## EXERCISE DIRECTIONS
Find every line in the records below that holds the word "galley", and copy each one.

Records:
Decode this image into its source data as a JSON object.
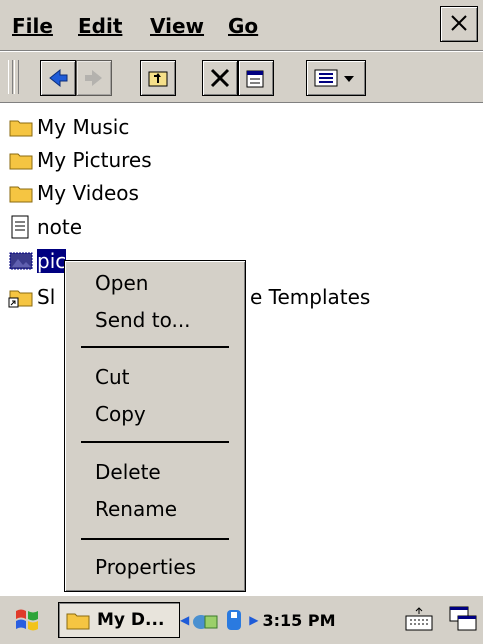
{
  "menubar": {
    "file_label": "File",
    "edit_label": "Edit",
    "view_label": "View",
    "go_label": "Go"
  },
  "files": [
    {
      "name": "My Music",
      "icon": "folder-icon"
    },
    {
      "name": "My Pictures",
      "icon": "folder-icon"
    },
    {
      "name": "My Videos",
      "icon": "folder-icon"
    },
    {
      "name": "note",
      "icon": "text-file-icon"
    },
    {
      "name": "pic",
      "icon": "image-file-icon",
      "selected": true
    },
    {
      "name": "Sl",
      "tail": "e Templates",
      "icon": "shortcut-folder-icon"
    }
  ],
  "context_menu": {
    "open": "Open",
    "send_to": "Send to...",
    "cut": "Cut",
    "copy": "Copy",
    "delete": "Delete",
    "rename": "Rename",
    "properties": "Properties"
  },
  "taskbar": {
    "task_label": "My D...",
    "time": "3:15 PM"
  },
  "colors": {
    "chrome": "#d4d0c8",
    "selection": "#000080",
    "folder": "#f5c542"
  }
}
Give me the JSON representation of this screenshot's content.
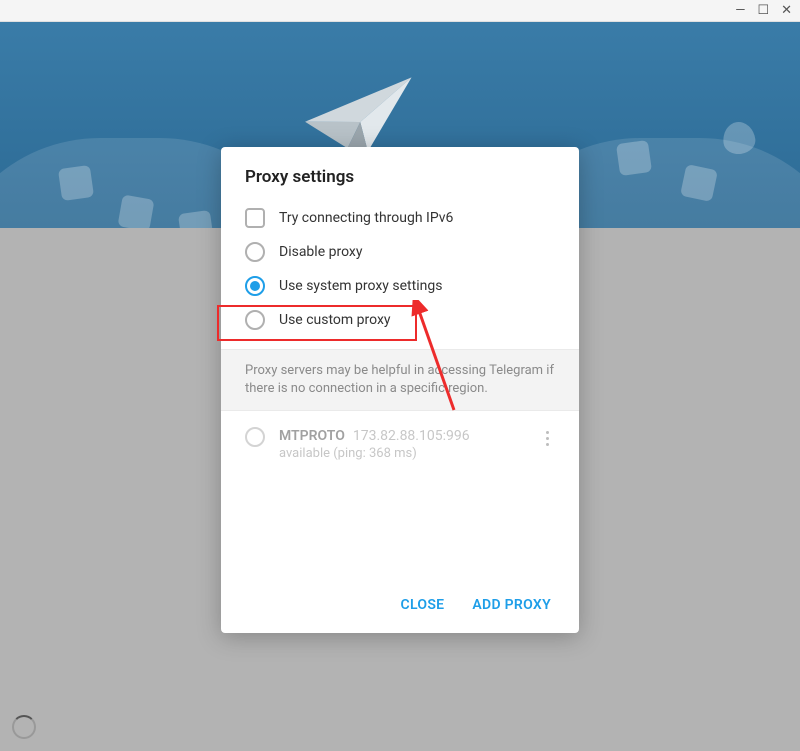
{
  "window": {
    "minimize": "—",
    "maximize": "☐",
    "close": "✕"
  },
  "dialog": {
    "title": "Proxy settings",
    "options": {
      "ipv6": "Try connecting through IPv6",
      "disable": "Disable proxy",
      "system": "Use system proxy settings",
      "custom": "Use custom proxy"
    },
    "info": "Proxy servers may be helpful in accessing Telegram if there is no connection in a specific region.",
    "proxies": [
      {
        "name": "MTPROTO",
        "address": "173.82.88.105:996",
        "status": "available (ping: 368 ms)"
      }
    ],
    "buttons": {
      "close": "CLOSE",
      "add": "ADD PROXY"
    }
  }
}
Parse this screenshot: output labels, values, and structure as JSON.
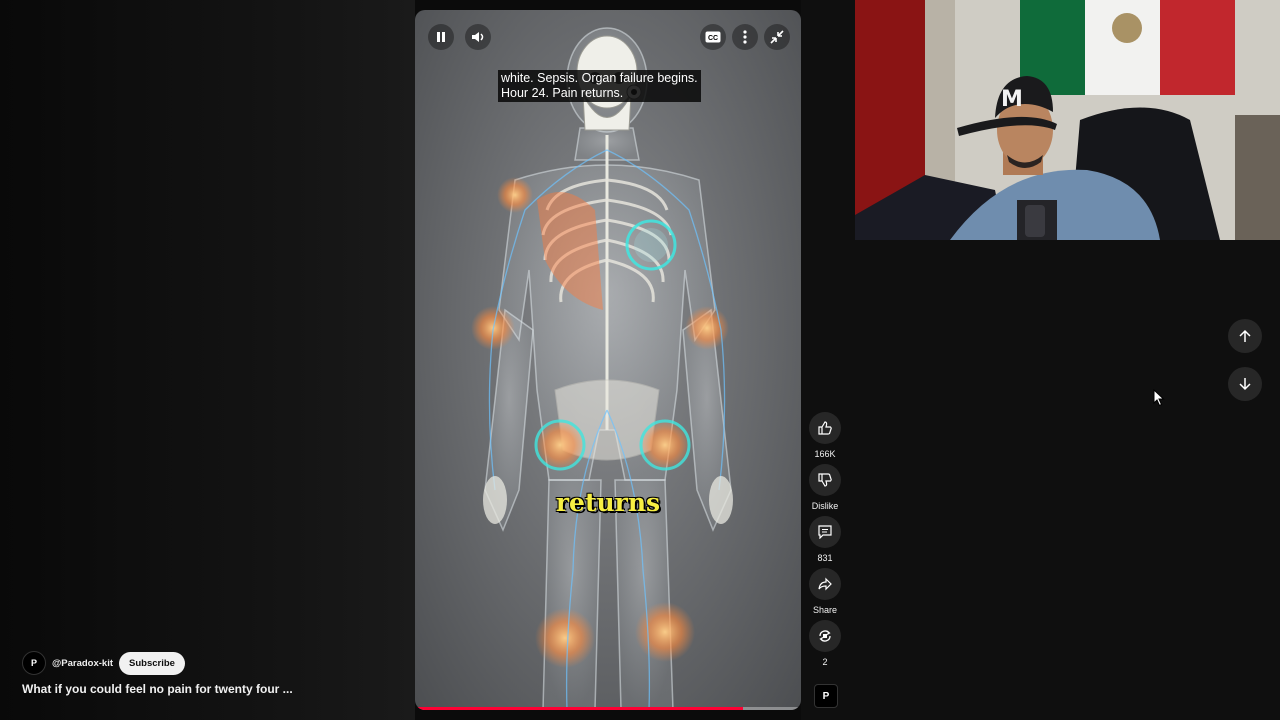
{
  "player": {
    "caption_lines": [
      "white. Sepsis. Organ failure begins.",
      "Hour 24. Pain returns."
    ],
    "overlay_word": "returns",
    "progress_fraction": 0.85,
    "icons": [
      "pause-icon",
      "volume-icon",
      "captions-icon",
      "more-icon",
      "collapse-icon"
    ]
  },
  "actions": {
    "like": {
      "icon": "thumbs-up-icon",
      "label": "166K"
    },
    "dislike": {
      "icon": "thumbs-down-icon",
      "label": "Dislike"
    },
    "comments": {
      "icon": "comment-icon",
      "label": "831"
    },
    "share": {
      "icon": "share-icon",
      "label": "Share"
    },
    "remix": {
      "icon": "remix-icon",
      "label": "2"
    }
  },
  "channel": {
    "avatar_letter": "P",
    "handle": "@Paradox-kit",
    "subscribe_label": "Subscribe"
  },
  "video": {
    "title": "What if you could feel no pain for twenty four ..."
  },
  "nav": {
    "up_icon": "arrow-up-icon",
    "down_icon": "arrow-down-icon"
  },
  "colors": {
    "accent_progress": "#ff0033",
    "overlay_text": "#f7ef43",
    "glow_teal": "#3fe6e0",
    "inflammation": "#ff8a3c"
  }
}
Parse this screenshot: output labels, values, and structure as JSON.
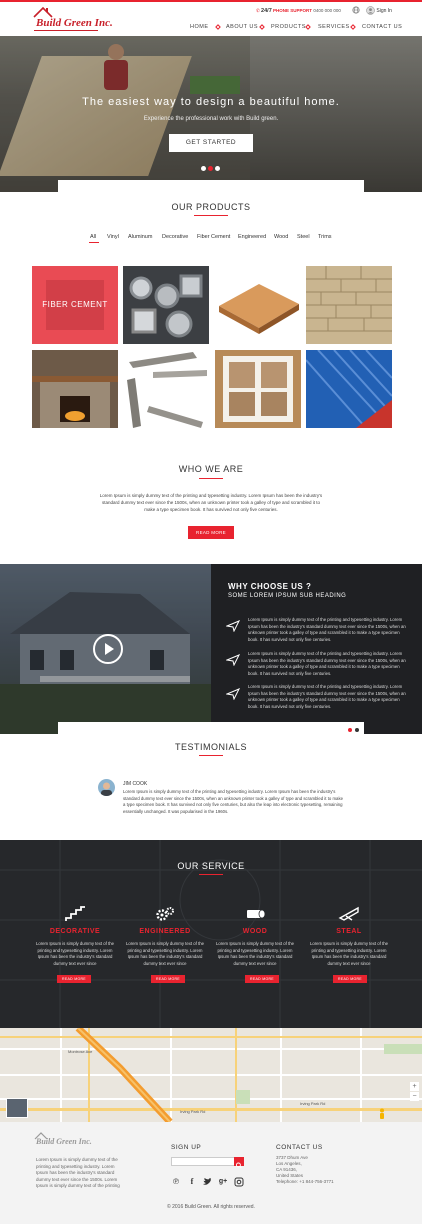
{
  "header": {
    "brand": "Build Green Inc.",
    "hours": "24/7",
    "support_label": "PHONE SUPPORT",
    "support_phone": "0400 000 000",
    "signin": "Sign In",
    "nav": [
      "HOME",
      "ABOUT US",
      "PRODUCTS",
      "SERVICES",
      "CONTACT US"
    ]
  },
  "hero": {
    "title": "The easiest way to design a beautiful home.",
    "subtitle": "Experience the professional work with Build green.",
    "button": "GET STARTED",
    "active_slide": 1
  },
  "products": {
    "title": "OUR PRODUCTS",
    "filters": [
      "All",
      "Vinyl",
      "Aluminum",
      "Decorative",
      "Fiber Cement",
      "Engineered",
      "Wood",
      "Steel",
      "Trims"
    ],
    "featured_label": "FIBER CEMENT"
  },
  "about": {
    "title": "WHO WE ARE",
    "text": "Lorem Ipsum is simply dummy text of the printing and typesetting industry. Lorem Ipsum has been the industry's standard dummy text ever since the 1500s, when an unknown printer took a galley of type and scrambled it to make a type specimen book. It has survived not only five centuries.",
    "button": "READ MORE"
  },
  "why": {
    "title": "WHY CHOOSE US ?",
    "subtitle": "SOME LOREM IPSUM SUB HEADING",
    "items": [
      "Lorem Ipsum is simply dummy text of the printing and typesetting industry. Lorem Ipsum has been the industry's standard dummy text ever since the 1500s, when an unknown printer took a galley of type and scrambled it to make a type specimen book. It has survived not only five centuries.",
      "Lorem Ipsum is simply dummy text of the printing and typesetting industry. Lorem Ipsum has been the industry's standard dummy text ever since the 1500s, when an unknown printer took a galley of type and scrambled it to make a type specimen book. It has survived not only five centuries.",
      "Lorem Ipsum is simply dummy text of the printing and typesetting industry. Lorem Ipsum has been the industry's standard dummy text ever since the 1500s, when an unknown printer took a galley of type and scrambled it to make a type specimen book. It has survived not only five centuries."
    ]
  },
  "testimonials": {
    "title": "TESTIMONIALS",
    "name": "JIM COOK",
    "text": "Lorem Ipsum is simply dummy text of the printing and typesetting industry. Lorem Ipsum has been the industry's standard dummy text ever since the 1500s, when an unknown printer took a galley of type and scrambled it to make a type specimen book. It has survived not only five centuries, but also the leap into electronic typesetting, remaining essentially unchanged. It was popularised in the 1960s."
  },
  "service": {
    "title": "OUR SERVICE",
    "items": [
      {
        "name": "DECORATIVE",
        "text": "Lorem Ipsum is simply dummy text of the printing and typesetting industry. Lorem Ipsum has been the industry's standard dummy text ever since",
        "button": "READ MORE"
      },
      {
        "name": "ENGINEERED",
        "text": "Lorem Ipsum is simply dummy text of the printing and typesetting industry. Lorem Ipsum has been the industry's standard dummy text ever since",
        "button": "READ MORE"
      },
      {
        "name": "WOOD",
        "text": "Lorem Ipsum is simply dummy text of the printing and typesetting industry. Lorem Ipsum has been the industry's standard dummy text ever since",
        "button": "READ MORE"
      },
      {
        "name": "STEAL",
        "text": "Lorem Ipsum is simply dummy text of the printing and typesetting industry. Lorem Ipsum has been the industry's standard dummy text ever since",
        "button": "READ MORE"
      }
    ]
  },
  "map": {
    "labels": [
      "Irving Park Rd",
      "Montrose Ave",
      "Irving Park Rd"
    ]
  },
  "footer": {
    "brand": "Build Green Inc.",
    "about_text": "Lorem Ipsum is simply dummy text of the printing and typesetting industry. Lorem Ipsum has been the industry's standard dummy text ever since the 1500s. Lorem Ipsum is simply dummy text of the printing",
    "signup_title": "SIGN UP",
    "contact_title": "CONTACT US",
    "contact_lines": [
      "3737 Dhum Ave",
      "Los Angeles,",
      "CA 91436,",
      "United States",
      "Telephone: +1 844-756-3771"
    ],
    "copyright": "© 2016 Build Green. All rights reserved."
  },
  "colors": {
    "accent": "#e8232f",
    "dark": "#26282b"
  }
}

## RESULT OF THIS TASK
    "text": "Lorem Ipsum is simply dummy text of the printing and typesetting industry. Lorem Ipsum has been the industry's standard dummy text ever since the 1500s, when an unknown printer took a galley of type and scrambled it to make a type specimen book. It has survived not only five centuries.",
      "Lorem Ipsum is simply dummy text of the printing and typesetting industry. Lorem Ipsum has been the industry's standard dummy text ever since the 1500s, when an unknown printer took a galley of type and scrambled it to make a type specimen book. It has survived not only five centuries.",
      "Lorem Ipsum is simply dummy text of the printing and typesetting industry. Lorem Ipsum has been the industry's standard dummy text ever since the 1500s, when an unknown printer took a galley of type and scrambled it to make a type specimen book. It has survived not only five centuries.",
      "Lorem Ipsum is simply dummy text of the printing and typesetting industry. Lorem Ipsum has been the industry's standard dummy text ever since the 1500s, when an unknown printer took a galley of type and scrambled it to make a type specimen book. It has survived not only five centuries."
    "text": "Lorem Ipsum is simply dummy text of the printing and typesetting industry. Lorem Ipsum has been the industry's standard dummy text ever since the 1500s, when an unknown printer took a galley of type and scrambled it to make a type specimen book. It has survived not only five centuries, but also the leap into electronic typesetting, remaining essentially unchanged. It was popularised in the 1960s."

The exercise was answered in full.